Read the data and repeat it in full, exactly.

_Figure content listings_
------

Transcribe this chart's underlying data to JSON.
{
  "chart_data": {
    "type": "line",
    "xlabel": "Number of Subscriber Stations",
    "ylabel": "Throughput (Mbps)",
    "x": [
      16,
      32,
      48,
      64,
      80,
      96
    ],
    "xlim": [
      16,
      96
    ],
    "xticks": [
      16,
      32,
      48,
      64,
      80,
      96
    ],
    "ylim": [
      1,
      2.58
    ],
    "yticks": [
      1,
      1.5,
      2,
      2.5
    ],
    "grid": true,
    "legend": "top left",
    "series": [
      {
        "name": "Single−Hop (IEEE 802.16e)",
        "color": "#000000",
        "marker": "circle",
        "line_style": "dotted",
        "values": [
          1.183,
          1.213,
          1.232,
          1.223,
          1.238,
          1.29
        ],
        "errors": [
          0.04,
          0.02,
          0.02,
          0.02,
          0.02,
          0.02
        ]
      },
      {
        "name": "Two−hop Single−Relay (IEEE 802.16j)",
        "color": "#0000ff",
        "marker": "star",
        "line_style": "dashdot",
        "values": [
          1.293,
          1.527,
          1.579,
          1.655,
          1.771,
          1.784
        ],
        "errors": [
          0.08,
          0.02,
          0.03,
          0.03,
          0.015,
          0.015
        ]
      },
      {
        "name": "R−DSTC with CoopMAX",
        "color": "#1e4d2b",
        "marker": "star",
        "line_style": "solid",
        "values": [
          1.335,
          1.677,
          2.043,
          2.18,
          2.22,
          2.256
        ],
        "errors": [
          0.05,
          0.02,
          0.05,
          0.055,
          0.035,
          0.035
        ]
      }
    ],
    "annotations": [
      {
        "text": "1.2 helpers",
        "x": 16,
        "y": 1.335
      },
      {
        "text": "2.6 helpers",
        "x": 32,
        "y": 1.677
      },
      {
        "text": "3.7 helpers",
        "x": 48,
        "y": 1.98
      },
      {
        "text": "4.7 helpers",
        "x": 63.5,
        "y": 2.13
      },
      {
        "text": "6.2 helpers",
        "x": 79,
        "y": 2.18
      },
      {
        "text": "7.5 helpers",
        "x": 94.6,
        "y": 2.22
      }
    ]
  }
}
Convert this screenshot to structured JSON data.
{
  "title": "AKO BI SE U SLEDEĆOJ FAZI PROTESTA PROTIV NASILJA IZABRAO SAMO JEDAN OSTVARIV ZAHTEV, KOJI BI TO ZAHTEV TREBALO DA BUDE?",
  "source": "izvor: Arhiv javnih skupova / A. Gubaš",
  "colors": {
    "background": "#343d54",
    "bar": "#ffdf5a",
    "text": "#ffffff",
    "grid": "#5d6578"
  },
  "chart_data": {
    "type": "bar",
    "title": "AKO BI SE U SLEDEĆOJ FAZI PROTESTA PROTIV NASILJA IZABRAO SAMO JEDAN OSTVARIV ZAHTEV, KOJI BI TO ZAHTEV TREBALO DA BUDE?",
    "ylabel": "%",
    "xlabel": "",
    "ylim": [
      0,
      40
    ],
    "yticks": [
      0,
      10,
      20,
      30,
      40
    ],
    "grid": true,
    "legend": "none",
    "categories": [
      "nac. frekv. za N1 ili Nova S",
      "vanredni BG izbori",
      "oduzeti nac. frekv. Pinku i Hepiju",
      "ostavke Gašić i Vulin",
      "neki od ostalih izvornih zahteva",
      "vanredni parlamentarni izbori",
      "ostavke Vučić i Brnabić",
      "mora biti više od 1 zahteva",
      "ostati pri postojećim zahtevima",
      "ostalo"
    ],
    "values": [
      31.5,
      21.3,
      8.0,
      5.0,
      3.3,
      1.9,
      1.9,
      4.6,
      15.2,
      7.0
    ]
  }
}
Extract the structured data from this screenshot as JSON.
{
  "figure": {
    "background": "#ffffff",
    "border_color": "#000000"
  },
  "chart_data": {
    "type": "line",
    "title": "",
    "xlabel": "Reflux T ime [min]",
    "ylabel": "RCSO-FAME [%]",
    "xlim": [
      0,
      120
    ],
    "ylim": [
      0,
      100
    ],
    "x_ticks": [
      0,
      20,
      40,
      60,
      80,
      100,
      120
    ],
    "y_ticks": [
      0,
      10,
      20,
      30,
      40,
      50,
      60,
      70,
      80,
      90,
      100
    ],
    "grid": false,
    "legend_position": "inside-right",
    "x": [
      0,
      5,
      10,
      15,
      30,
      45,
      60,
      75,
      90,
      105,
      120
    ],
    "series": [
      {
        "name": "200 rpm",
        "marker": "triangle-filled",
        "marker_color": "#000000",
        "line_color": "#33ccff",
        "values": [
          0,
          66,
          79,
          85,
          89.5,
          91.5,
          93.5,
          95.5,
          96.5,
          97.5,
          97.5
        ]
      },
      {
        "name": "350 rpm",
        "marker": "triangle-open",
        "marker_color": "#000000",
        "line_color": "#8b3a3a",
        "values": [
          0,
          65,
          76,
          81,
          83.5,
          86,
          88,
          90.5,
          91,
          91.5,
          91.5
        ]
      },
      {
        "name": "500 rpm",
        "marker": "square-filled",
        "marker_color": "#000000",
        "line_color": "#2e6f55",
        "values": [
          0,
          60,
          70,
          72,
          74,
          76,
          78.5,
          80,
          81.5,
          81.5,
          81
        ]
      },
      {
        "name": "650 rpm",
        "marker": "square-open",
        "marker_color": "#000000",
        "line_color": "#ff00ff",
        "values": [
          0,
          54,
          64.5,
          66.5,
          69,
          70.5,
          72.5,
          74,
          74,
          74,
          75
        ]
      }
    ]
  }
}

------

_Result of the task_
Transcribe this chart's underlying data to JSON.
{
  "chart_data": {
    "type": "line",
    "xlabel": "Number of Subscriber Stations",
    "ylabel": "Throughput (Mbps)",
    "x": [
      16,
      32,
      48,
      64,
      80,
      96
    ],
    "xlim": [
      16,
      96
    ],
    "xticks": [
      16,
      32,
      48,
      64,
      80,
      96
    ],
    "ylim": [
      1,
      2.58
    ],
    "yticks": [
      1,
      1.5,
      2,
      2.5
    ],
    "grid": true,
    "legend": "top left",
    "series": [
      {
        "name": "Single−Hop (IEEE 802.16e)",
        "color": "#000000",
        "marker": "circle",
        "line_style": "dotted",
        "values": [
          1.183,
          1.213,
          1.232,
          1.223,
          1.238,
          1.29
        ],
        "errors": [
          0.04,
          0.02,
          0.02,
          0.02,
          0.02,
          0.02
        ]
      },
      {
        "name": "Two−hop Single−Relay (IEEE 802.16j)",
        "color": "#0000ff",
        "marker": "star",
        "line_style": "dashdot",
        "values": [
          1.293,
          1.527,
          1.579,
          1.655,
          1.771,
          1.784
        ],
        "errors": [
          0.08,
          0.02,
          0.03,
          0.03,
          0.015,
          0.015
        ]
      },
      {
        "name": "R−DSTC with CoopMAX",
        "color": "#1e4d2b",
        "marker": "star",
        "line_style": "solid",
        "values": [
          1.335,
          1.677,
          2.043,
          2.18,
          2.22,
          2.256
        ],
        "errors": [
          0.05,
          0.02,
          0.05,
          0.055,
          0.035,
          0.035
        ]
      }
    ],
    "annotations": [
      {
        "text": "1.2 helpers",
        "x": 16,
        "y": 1.335
      },
      {
        "text": "2.6 helpers",
        "x": 32,
        "y": 1.677
      },
      {
        "text": "3.7 helpers",
        "x": 48,
        "y": 1.98
      },
      {
        "text": "4.7 helpers",
        "x": 63.5,
        "y": 2.13
      },
      {
        "text": "6.2 helpers",
        "x": 79,
        "y": 2.18
      },
      {
        "text": "7.5 helpers",
        "x": 94.6,
        "y": 2.22
      }
    ]
  }
}
Convert this screenshot to structured JSON data.
{
  "title": "AKO BI SE U SLEDEĆOJ FAZI PROTESTA PROTIV NASILJA IZABRAO SAMO JEDAN OSTVARIV ZAHTEV, KOJI BI TO ZAHTEV TREBALO DA BUDE?",
  "source": "izvor: Arhiv javnih skupova / A. Gubaš",
  "colors": {
    "background": "#343d54",
    "bar": "#ffdf5a",
    "text": "#ffffff",
    "grid": "#5d6578"
  },
  "chart_data": {
    "type": "bar",
    "title": "AKO BI SE U SLEDEĆOJ FAZI PROTESTA PROTIV NASILJA IZABRAO SAMO JEDAN OSTVARIV ZAHTEV, KOJI BI TO ZAHTEV TREBALO DA BUDE?",
    "ylabel": "%",
    "xlabel": "",
    "ylim": [
      0,
      40
    ],
    "yticks": [
      0,
      10,
      20,
      30,
      40
    ],
    "grid": true,
    "legend": "none",
    "categories": [
      "nac. frekv. za N1 ili Nova S",
      "vanredni BG izbori",
      "oduzeti nac. frekv. Pinku i Hepiju",
      "ostavke Gašić i Vulin",
      "neki od ostalih izvornih zahteva",
      "vanredni parlamentarni izbori",
      "ostavke Vučić i Brnabić",
      "mora biti više od 1 zahteva",
      "ostati pri postojećim zahtevima",
      "ostalo"
    ],
    "values": [
      31.5,
      21.3,
      8.0,
      5.0,
      3.3,
      1.9,
      1.9,
      4.6,
      15.2,
      7.0
    ]
  }
}
Extract the structured data from this screenshot as JSON.
{
  "figure": {
    "background": "#ffffff",
    "border_color": "#000000"
  },
  "chart_data": {
    "type": "line",
    "title": "",
    "xlabel": "Reflux T ime [min]",
    "ylabel": "RCSO-FAME [%]",
    "xlim": [
      0,
      120
    ],
    "ylim": [
      0,
      100
    ],
    "x_ticks": [
      0,
      20,
      40,
      60,
      80,
      100,
      120
    ],
    "y_ticks": [
      0,
      10,
      20,
      30,
      40,
      50,
      60,
      70,
      80,
      90,
      100
    ],
    "grid": false,
    "legend_position": "inside-right",
    "x": [
      0,
      5,
      10,
      15,
      30,
      45,
      60,
      75,
      90,
      105,
      120
    ],
    "series": [
      {
        "name": "200 rpm",
        "marker": "triangle-filled",
        "marker_color": "#000000",
        "line_color": "#33ccff",
        "values": [
          0,
          66,
          79,
          85,
          89.5,
          91.5,
          93.5,
          95.5,
          96.5,
          97.5,
          97.5
        ]
      },
      {
        "name": "350 rpm",
        "marker": "triangle-open",
        "marker_color": "#000000",
        "line_color": "#8b3a3a",
        "values": [
          0,
          65,
          76,
          81,
          83.5,
          86,
          88,
          90.5,
          91,
          91.5,
          91.5
        ]
      },
      {
        "name": "500 rpm",
        "marker": "square-filled",
        "marker_color": "#000000",
        "line_color": "#2e6f55",
        "values": [
          0,
          60,
          70,
          72,
          74,
          76,
          78.5,
          80,
          81.5,
          81.5,
          81
        ]
      },
      {
        "name": "650 rpm",
        "marker": "square-open",
        "marker_color": "#000000",
        "line_color": "#ff00ff",
        "values": [
          0,
          54,
          64.5,
          66.5,
          69,
          70.5,
          72.5,
          74,
          74,
          74,
          75
        ]
      }
    ]
  }
}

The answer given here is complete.